:: Provided entries

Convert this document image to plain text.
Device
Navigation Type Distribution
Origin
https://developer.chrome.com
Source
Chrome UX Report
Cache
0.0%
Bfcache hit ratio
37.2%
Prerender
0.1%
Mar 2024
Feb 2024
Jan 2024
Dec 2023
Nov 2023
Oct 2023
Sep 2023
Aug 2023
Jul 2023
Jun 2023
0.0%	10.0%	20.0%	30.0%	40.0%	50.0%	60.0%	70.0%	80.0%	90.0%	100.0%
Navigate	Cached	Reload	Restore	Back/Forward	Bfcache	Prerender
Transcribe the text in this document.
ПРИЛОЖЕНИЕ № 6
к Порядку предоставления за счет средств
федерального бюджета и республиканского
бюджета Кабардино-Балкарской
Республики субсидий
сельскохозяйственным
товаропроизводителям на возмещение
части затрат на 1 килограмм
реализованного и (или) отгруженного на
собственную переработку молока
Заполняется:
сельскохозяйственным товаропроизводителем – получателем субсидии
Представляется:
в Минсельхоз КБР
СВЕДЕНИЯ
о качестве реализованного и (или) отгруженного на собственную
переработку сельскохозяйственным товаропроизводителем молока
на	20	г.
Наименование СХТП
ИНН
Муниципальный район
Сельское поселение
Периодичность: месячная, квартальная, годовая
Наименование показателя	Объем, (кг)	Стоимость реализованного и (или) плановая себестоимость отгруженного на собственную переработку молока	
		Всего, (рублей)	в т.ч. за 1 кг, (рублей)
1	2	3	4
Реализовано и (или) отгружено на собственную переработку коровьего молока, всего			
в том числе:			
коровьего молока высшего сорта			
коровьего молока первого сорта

::::

Task directions:
Restate each entry exactly, skipping none.

Task answer:
Convert this document image to plain text.
Device
Navigation Type Distribution
Origin
https://developer.chrome.com
Source
Chrome UX Report
Cache
0.0%
Bfcache hit ratio
37.2%
Prerender
0.1%
Mar 2024
Feb 2024
Jan 2024
Dec 2023
Nov 2023
Oct 2023
Sep 2023
Aug 2023
Jul 2023
Jun 2023
0.0%	10.0%	20.0%	30.0%	40.0%	50.0%	60.0%	70.0%	80.0%	90.0%	100.0%
Navigate	Cached	Reload	Restore	Back/Forward	Bfcache	Prerender
Transcribe the text in this document.
ПРИЛОЖЕНИЕ № 6
к Порядку предоставления за счет средств
федерального бюджета и республиканского
бюджета Кабардино-Балкарской
Республики субсидий
сельскохозяйственным
товаропроизводителям на возмещение
части затрат на 1 килограмм
реализованного и (или) отгруженного на
собственную переработку молока
Заполняется:
сельскохозяйственным товаропроизводителем – получателем субсидии
Представляется:
в Минсельхоз КБР
СВЕДЕНИЯ
о качестве реализованного и (или) отгруженного на собственную
переработку сельскохозяйственным товаропроизводителем молока
на	20	г.
Наименование СХТП
ИНН
Муниципальный район
Сельское поселение
Периодичность: месячная, квартальная, годовая
Наименование показателя	Объем, (кг)	Стоимость реализованного и (или) плановая себестоимость отгруженного на собственную переработку молока	
		Всего, (рублей)	в т.ч. за 1 кг, (рублей)
1	2	3	4
Реализовано и (или) отгружено на собственную переработку коровьего молока, всего			
в том числе:			
коровьего молока высшего сорта			
коровьего молока первого сорта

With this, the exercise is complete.